Countering weasely responses in discovery and pleadings

Posted Tuesday, March 16th, 2010 by Gregory Forman
Filed under Family Court Procedure, Litigation Strategy, Not South Carolina Specific, Of Interest to Family Law Attorneys

“Weaseling out of things is important to learn. It’s what separates us from the animals! Except the weasel.” — Homer Simpson

A common complaint among family law attorneys is discovery or pleading responses that are evasive or flat-out inaccurate.  While such responses are frustrating they can actually be of greater use to the opposing party than accurate, non-evasive responses.

Attorneys should be cautioned against knowingly providing responses in answers to complaints or replies to counterclaims that are undeniably inaccurate.  Rule 11 of the South Carolina Rules of Civil Procedure authorizes sanctions against attorneys and parties who do this:

The signature of an attorney or party constitutes a certificate by him that he has read the pleading, motion or other paper; that to the best of his knowledge, information and belief there is good ground to support it; and that it is not interposed for delay….If a pleading, motion, or other paper is signed in violation of this Rule, the court, upon motion or upon its own initiative, may impose upon the person who signed it, a represented party, or both, an appropriate sanction, which may include an order to pay to the other party or parties the amount of the reasonable expenses incurred because of the filing of the pleading, motion or other paper, including a reasonable attorney’s fee.

Despite this rule, attorneys continue to see pleadings that deny the obvious, which means the other attorney, or litigant, or both, are failing to comply with Rule 11.  Somewhat more typical are pleading responses that deny a whole paragraph because one portion of the paragraph is allegedly not true.  Rule 8(b) of the South Carolina Rules of Civil Procedure provides guidance on how to properly respond to a partially-true, partially-false pleading allegation:

Denials shall fairly meet the substance of the averments denied. When a pleader intends in good faith to deny only a part or a qualification of an averment, he shall specify so much of it as is true and material and shall deny only the remainder.

A general denial of an allegation that is partially-true violates this provision.  As Rule 8(b), SCRCP later notes, such improper pleading is a violation of the provision of Rule 11 requiring good-faith accuracy in pleadings:

Unless the pleader intends in good faith to controvert all the averments of the preceding pleading, he may make his denials as specific denials of designated averments or paragraphs, or he may generally deny all the averments except such designated averments or paragraphs as he expressly admits; but, when he does so intend to controvert all its averments, including averments of the grounds upon which the court’s jurisdiction depends, he may do so by general denial subject to the obligations set forth in Rule 11.

Similar problems arise in discovery responses that, through the use of evasion, fail to admit what is patently obvious.  As Rule 37(a)(3) of the South Carolina Rules of Civil Procedure (the provision regarding “Failure to Make or Cooperate in Discovery”) states, “[f]or purposes of this subdivision an evasive or incomplete answer is to be treated as a failure to answer.” The irony is that attorneys and litigants who provide evasive pleading and discovery responses are too clever by half.  And the remedies for such evasiveness or dishonesty are simple.

**DATA EXTRACT**
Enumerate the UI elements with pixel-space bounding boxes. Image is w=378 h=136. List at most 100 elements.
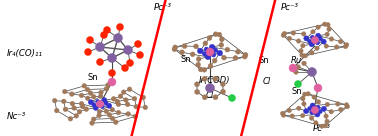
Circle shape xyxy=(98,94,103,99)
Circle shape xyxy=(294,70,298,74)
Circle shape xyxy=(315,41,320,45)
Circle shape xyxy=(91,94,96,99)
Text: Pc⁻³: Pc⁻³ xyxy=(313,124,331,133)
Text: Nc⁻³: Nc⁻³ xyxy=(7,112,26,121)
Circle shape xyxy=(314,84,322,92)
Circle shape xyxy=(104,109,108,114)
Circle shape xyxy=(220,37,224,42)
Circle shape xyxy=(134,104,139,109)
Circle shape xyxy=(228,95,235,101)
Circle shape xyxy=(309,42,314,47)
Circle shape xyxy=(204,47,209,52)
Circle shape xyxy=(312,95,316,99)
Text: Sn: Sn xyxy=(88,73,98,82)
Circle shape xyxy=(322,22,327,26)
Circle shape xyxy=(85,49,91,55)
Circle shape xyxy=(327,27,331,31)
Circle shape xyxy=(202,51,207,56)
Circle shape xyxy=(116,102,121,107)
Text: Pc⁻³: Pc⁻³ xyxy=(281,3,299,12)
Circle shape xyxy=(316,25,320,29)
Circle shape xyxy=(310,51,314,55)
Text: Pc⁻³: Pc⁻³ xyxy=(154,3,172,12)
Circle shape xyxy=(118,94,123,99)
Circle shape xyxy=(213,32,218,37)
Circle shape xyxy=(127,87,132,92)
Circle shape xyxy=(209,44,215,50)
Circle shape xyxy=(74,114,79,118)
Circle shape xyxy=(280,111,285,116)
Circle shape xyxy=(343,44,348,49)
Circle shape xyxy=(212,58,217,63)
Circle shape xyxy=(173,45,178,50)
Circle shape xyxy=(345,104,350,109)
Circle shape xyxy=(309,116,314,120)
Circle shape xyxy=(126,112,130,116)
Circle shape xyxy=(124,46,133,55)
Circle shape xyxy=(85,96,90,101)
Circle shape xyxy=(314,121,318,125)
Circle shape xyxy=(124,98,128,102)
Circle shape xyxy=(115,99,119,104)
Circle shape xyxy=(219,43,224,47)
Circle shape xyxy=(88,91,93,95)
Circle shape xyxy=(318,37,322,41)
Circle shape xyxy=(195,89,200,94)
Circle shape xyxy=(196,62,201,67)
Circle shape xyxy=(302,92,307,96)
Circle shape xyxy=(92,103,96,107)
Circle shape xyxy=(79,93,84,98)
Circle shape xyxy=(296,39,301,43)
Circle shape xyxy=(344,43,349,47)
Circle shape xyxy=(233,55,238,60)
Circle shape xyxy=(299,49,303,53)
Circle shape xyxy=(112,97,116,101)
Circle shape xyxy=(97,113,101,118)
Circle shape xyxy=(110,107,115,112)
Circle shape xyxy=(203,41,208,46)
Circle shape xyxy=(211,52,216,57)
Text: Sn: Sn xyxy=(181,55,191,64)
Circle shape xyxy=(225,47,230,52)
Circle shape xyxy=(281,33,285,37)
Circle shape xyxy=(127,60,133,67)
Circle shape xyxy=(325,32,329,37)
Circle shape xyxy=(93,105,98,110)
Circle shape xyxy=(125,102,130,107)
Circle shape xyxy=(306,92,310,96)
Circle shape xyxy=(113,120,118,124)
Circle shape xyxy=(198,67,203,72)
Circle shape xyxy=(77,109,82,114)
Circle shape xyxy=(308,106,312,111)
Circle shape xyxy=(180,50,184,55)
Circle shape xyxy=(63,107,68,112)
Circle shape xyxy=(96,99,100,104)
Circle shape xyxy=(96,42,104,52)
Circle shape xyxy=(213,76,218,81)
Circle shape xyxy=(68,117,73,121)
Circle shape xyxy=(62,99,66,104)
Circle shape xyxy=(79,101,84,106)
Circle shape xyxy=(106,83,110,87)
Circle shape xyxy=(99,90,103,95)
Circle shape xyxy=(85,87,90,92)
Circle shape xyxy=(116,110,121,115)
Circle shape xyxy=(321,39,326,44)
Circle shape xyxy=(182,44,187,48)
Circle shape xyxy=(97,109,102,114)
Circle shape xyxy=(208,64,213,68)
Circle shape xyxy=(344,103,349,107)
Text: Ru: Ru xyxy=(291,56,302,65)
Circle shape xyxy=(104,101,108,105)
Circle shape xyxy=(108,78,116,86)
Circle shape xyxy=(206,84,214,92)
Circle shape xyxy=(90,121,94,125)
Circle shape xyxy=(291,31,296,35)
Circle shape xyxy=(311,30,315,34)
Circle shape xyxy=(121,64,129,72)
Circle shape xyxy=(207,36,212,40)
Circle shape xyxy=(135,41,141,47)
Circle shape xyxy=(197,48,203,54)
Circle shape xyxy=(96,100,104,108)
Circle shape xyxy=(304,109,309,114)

==

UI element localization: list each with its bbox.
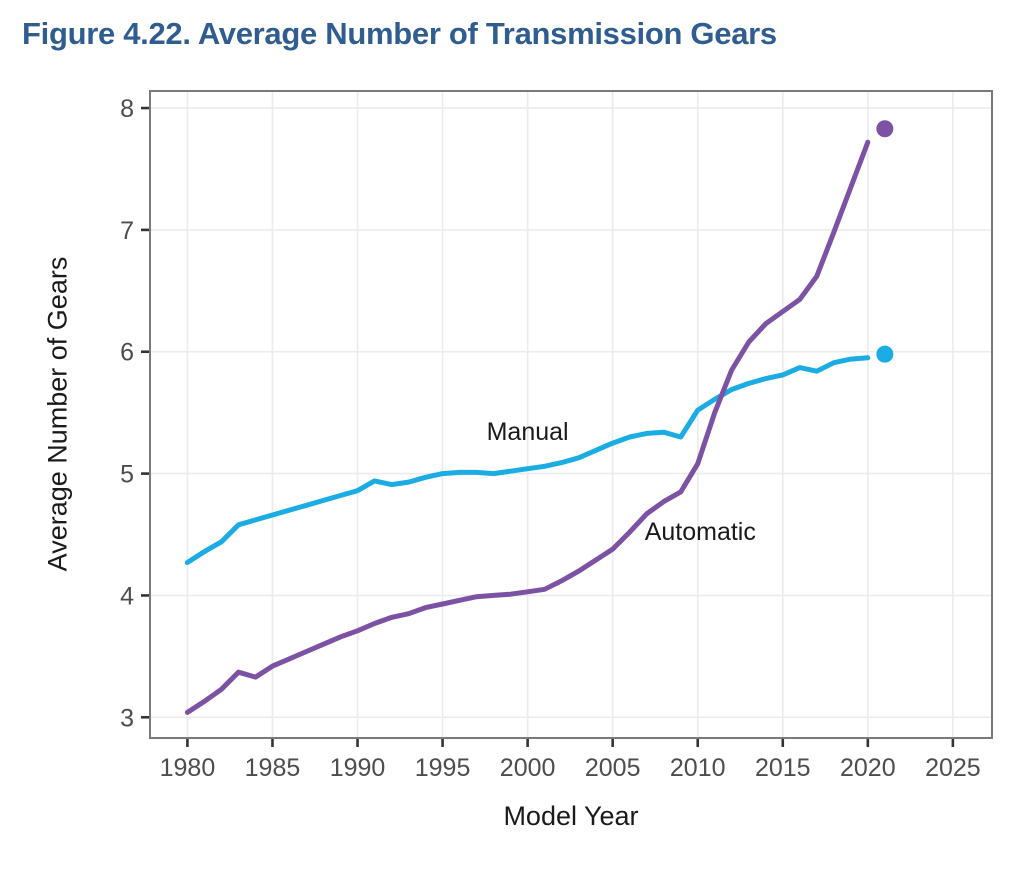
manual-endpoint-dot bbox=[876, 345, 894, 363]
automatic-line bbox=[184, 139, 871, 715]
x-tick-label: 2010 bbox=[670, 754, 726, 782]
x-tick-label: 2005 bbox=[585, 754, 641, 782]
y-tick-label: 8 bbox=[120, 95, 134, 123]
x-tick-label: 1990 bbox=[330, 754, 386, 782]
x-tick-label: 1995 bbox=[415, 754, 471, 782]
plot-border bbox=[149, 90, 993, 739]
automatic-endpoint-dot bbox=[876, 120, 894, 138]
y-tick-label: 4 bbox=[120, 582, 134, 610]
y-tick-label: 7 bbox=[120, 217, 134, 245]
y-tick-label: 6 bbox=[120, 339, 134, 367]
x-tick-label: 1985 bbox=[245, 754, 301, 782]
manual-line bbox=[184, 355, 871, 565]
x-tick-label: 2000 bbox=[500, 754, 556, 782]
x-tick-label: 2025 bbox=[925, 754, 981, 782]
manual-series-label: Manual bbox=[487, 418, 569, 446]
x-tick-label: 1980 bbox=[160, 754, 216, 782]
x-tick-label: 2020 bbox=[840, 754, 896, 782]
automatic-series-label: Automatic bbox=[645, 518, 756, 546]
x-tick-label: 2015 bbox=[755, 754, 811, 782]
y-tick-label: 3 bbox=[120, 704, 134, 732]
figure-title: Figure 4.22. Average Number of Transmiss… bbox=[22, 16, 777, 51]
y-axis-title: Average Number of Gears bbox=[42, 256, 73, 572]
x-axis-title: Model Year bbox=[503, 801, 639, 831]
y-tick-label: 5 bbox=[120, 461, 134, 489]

--

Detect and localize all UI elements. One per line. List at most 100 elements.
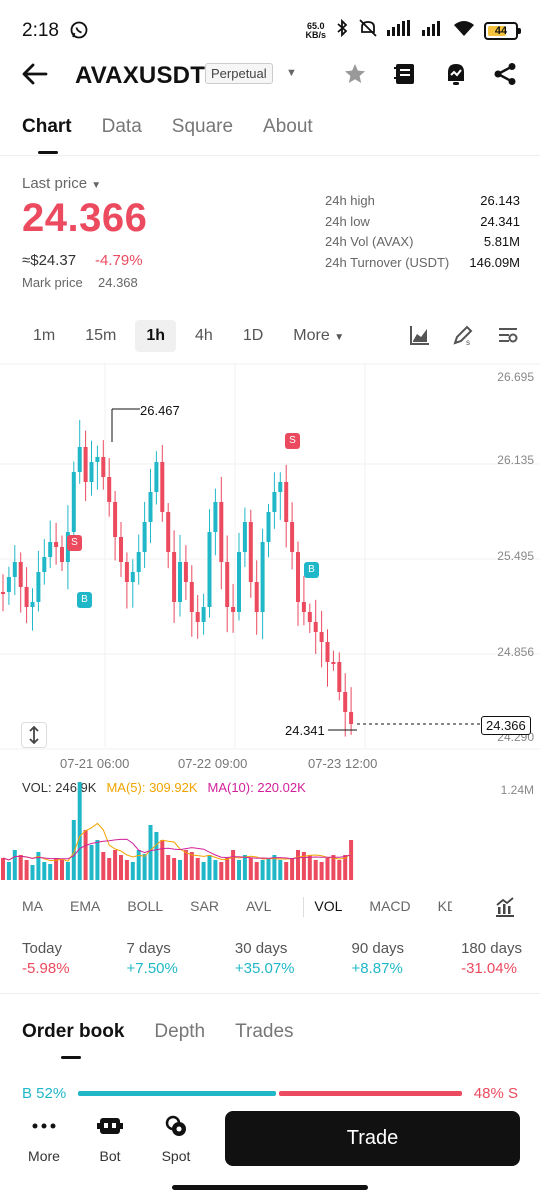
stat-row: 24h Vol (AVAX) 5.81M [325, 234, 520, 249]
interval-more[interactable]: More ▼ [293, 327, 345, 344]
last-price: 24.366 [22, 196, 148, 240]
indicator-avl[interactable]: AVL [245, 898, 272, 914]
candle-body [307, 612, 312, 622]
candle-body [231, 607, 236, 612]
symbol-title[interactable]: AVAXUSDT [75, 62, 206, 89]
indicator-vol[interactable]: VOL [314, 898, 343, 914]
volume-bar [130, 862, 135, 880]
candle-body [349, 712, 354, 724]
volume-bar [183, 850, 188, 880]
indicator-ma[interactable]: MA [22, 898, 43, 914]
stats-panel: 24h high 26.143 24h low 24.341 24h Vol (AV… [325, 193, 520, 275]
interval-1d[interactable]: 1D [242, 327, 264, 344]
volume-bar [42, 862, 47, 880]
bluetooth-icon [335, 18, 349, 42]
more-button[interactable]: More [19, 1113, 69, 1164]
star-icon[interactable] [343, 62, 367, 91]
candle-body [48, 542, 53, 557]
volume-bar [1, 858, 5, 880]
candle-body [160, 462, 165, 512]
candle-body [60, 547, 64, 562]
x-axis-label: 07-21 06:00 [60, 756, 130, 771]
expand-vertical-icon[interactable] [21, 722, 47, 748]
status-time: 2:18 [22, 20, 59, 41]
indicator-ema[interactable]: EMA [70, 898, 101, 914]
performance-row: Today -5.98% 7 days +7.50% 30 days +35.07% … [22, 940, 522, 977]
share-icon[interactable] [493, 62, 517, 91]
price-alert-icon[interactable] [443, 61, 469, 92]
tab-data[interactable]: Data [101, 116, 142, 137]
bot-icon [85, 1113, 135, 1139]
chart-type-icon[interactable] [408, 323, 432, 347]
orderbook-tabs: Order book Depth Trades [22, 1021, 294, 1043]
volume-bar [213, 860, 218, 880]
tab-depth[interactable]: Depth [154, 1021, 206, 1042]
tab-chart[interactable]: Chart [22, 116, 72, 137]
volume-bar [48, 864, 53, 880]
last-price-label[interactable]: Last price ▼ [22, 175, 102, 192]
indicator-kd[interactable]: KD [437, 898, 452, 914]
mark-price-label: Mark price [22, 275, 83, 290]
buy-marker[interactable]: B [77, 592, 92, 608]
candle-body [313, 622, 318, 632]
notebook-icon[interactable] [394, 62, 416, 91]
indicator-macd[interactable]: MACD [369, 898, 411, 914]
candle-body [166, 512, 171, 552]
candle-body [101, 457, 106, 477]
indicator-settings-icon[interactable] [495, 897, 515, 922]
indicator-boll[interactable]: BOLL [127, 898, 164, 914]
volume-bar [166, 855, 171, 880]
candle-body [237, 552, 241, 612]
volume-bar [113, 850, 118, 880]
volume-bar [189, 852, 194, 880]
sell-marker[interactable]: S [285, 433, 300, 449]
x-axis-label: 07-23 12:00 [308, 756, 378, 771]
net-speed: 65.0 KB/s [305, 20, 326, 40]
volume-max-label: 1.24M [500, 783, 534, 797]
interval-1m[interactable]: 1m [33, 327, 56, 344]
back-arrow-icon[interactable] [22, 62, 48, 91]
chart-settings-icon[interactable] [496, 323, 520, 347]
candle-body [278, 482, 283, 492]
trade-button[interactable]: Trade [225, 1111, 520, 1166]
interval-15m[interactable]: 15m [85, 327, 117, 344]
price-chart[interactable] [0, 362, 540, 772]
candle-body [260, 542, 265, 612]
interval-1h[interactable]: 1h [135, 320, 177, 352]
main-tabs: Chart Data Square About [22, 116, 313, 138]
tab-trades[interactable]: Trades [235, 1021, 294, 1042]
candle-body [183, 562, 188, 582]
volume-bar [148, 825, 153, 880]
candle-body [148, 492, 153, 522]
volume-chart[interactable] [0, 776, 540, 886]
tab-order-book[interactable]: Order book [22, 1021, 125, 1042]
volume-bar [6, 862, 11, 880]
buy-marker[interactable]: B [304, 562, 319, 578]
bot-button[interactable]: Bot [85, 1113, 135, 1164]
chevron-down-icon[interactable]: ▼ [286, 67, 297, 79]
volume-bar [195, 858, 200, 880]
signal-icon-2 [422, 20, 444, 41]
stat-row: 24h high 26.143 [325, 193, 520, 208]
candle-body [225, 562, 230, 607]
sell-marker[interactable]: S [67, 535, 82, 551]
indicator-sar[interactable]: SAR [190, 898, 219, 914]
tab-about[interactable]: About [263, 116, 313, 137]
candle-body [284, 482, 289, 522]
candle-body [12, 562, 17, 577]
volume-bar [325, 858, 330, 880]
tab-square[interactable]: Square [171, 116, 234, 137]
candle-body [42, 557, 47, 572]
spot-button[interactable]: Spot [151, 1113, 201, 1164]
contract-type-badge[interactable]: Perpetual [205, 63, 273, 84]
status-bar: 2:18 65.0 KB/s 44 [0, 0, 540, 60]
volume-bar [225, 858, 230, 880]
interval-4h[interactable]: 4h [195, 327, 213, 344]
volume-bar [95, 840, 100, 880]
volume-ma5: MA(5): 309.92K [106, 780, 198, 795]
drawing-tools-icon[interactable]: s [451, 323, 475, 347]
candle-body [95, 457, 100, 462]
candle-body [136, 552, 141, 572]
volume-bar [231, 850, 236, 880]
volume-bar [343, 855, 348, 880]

**EXERCISE DIRECTIONS**
Carry on the post about evasive pleading and discovery responses from the point where it stops. The listing has no role here.

**OUTPUT OF THE EXERCISE**
With inaccurate or evasive pleadings, the party providing such pleadings can be cross-examined and have his or her credibility attacked on the evasions and inaccuracies.  The typical weasely testimony concerning a denial of a partially-true allegation will be that the allegation isn’t completely true.  Such testimony can be countered by having the litigant review the provision of Rule 8(b), SCRCP noted above and then having that litigant confirm that the allegation was partially true.  Finally the litigant can be required to confirm that his or her response failed to comply with this rule.  A frequent response to being confronted with a completely inaccurate denial is that it was made “on the advice of counsel.” This response not only confirms that party as a liar but arguably acts as a waiver of attorney-client privilege. See, Floyd v. Floyd, 365 S.C. 56, 615 S.E.2d 465, 483 (Ct.App. 2005) (“Any voluntary disclosure by a client to a third party waives the attorney-client privilege not only as to the specific communication disclosed, but also to all communications between the same attorney and the same client on the same subject.”).

The remedy for inaccurate discovery responses is the same cross-examination techniques noted above for inaccurate pleadings.  A response to a request to admit (See Rule 36, SCRCP) or a pleading that seeks to have the opposing party admit to uncomfortable facts is even better when that response is evasive.  Note that under Rule 36, SCRCP, as under Rule 8, SCRCP, there are limitations on a party’s right to deny partially-true allegations:

A denial shall fairly meet the substance of the requested admission, and when good faith requires that a party qualify his answer or deny only a part of the matter of which an admission is requested, he shall specify so much of it as is true and qualify or deny the remainder.

Further note that, under this rule, lack of knowledge, without further investigation, is an improper reason to deny a request to admit as:

An answering party may not give lack of information or knowledge as a reason for failure to admit or deny unless he states that he has made reasonable inquiry and that the information known or readily obtainable by him is insufficient to enable him to admit or deny.

A response to a request to admit that denies the request due to lack of information but does not include the affirmation above is incomplete or evasive and is therefore treated as a failure to answer.

An evasive response to a request to admit shows the other party is not credible in addition to giving rise to an inference that the underlying allegation is likely accurate: if it was inaccurate the other party wouldn’t need to weasel the response.  Similarly, responses that admit the uncomfortable facts but add unrequested elaboration or explanation provide additional, useful, information that one would not have been entitled to had the responding party merely answered succinctly.  For example, if the other party is asked to admit that he or she struck your client, adding that it was done in self-defense merely provides information about a defense that a simpler response would not have revealed.  So long as the discovery or pleading response is accurate, adding information that makes one’s client look better in order to save face merely assists the other side in its case preparation.  Yet discovery and pleading responses continue to add justifications that were not required.

The remedy for evasive discovery responses is a motion to compel.  If the court concludes discovery responses are incomplete or evasive, it can sanction that party for these responses and order that complete, non-evasive responses be provided. See Rule 37, SCRCP.  Once the litigant is forced to amend discovery responses to make them non-evasive, the opposing party can use both the initial response and the amended response in cross-examination, which makes the litigant propounding these initially-evasive responses look doubly weasely.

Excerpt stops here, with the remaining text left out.